Eu também voto no seguimento especial. Pode não ser extensível a todo o país mas a entrada é pujante e o tempo vai virar... 






Há outra coisa esquisita nos modelos. O GFS embora sozinho, desenha uma perturbação tropical a subir o atlântico...


----------



## Gilmet (2 Set 2008 às 23:27)

A _run_ das 18h está a sair...

Quanto á precipitação, no *Norte*, foi aumentada nesta _run_, especialmente na zona do Minho...






Em relação ao *Centro* e ao *Sul*, a situação foi, amenizada...













Por fim,um cenário mais longínquo... mas discrepante em relação á _run_ anterior (12h)...


----------



## miguel (2 Set 2008 às 23:46)

Acredito que para a semana tenhamos tempo instavél por vários dias porque o AA vai embora  para já esta chuva que vai regar bem o Norte e Centro na sexta e Sábado e moderadamente o Sul no Sábado


----------



## ]ToRnAdO[ (3 Set 2008 às 11:33)

Algo esta a formar-se entre a Madeira/Canarias

http://www.meteogalicia.e...elite.asp?ima=wvatlantico



Uma massa tropical e um centro ''Danoso'' ... nao sei no que da... espero para ver...

http://www.meteo.pt/resou...00_msg2_msg_ir_atlan.jpeg


----------



## Vince (3 Set 2008 às 11:38)

Comparativo da precipitação entre o ECMWF/IM e o GFS, notavelmente parecidos.
Chuva intensa sobretudo no noroeste do país.

O que se pede -
Responda às seguintes perguntas sobre o excerto:
1. Segundo Gilmet, em que zona do Norte foi aumentada a precipitação na _run_ das 18h?
2. Na mensagem de ]ToRnAdO[, entre que locais se afirma que algo está a formar-se?
3. De acordo com Vince, onde se prevê chuva intensa?
O material apresentado em seguida é independente do excerto.

Material fornecido -

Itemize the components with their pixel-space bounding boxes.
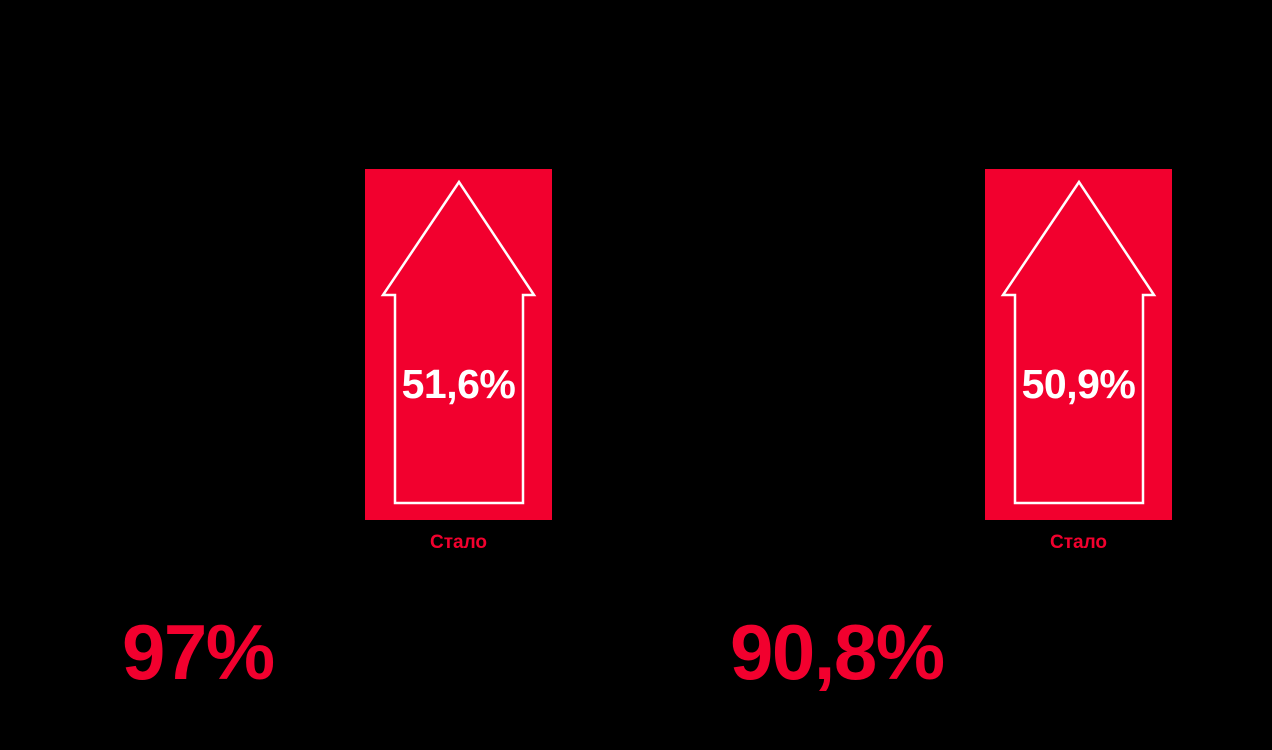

Resolução do problema -
1. Na zona do Minho.
2. Entre a Madeira e as Canárias.
3. Sobretudo no noroeste do país.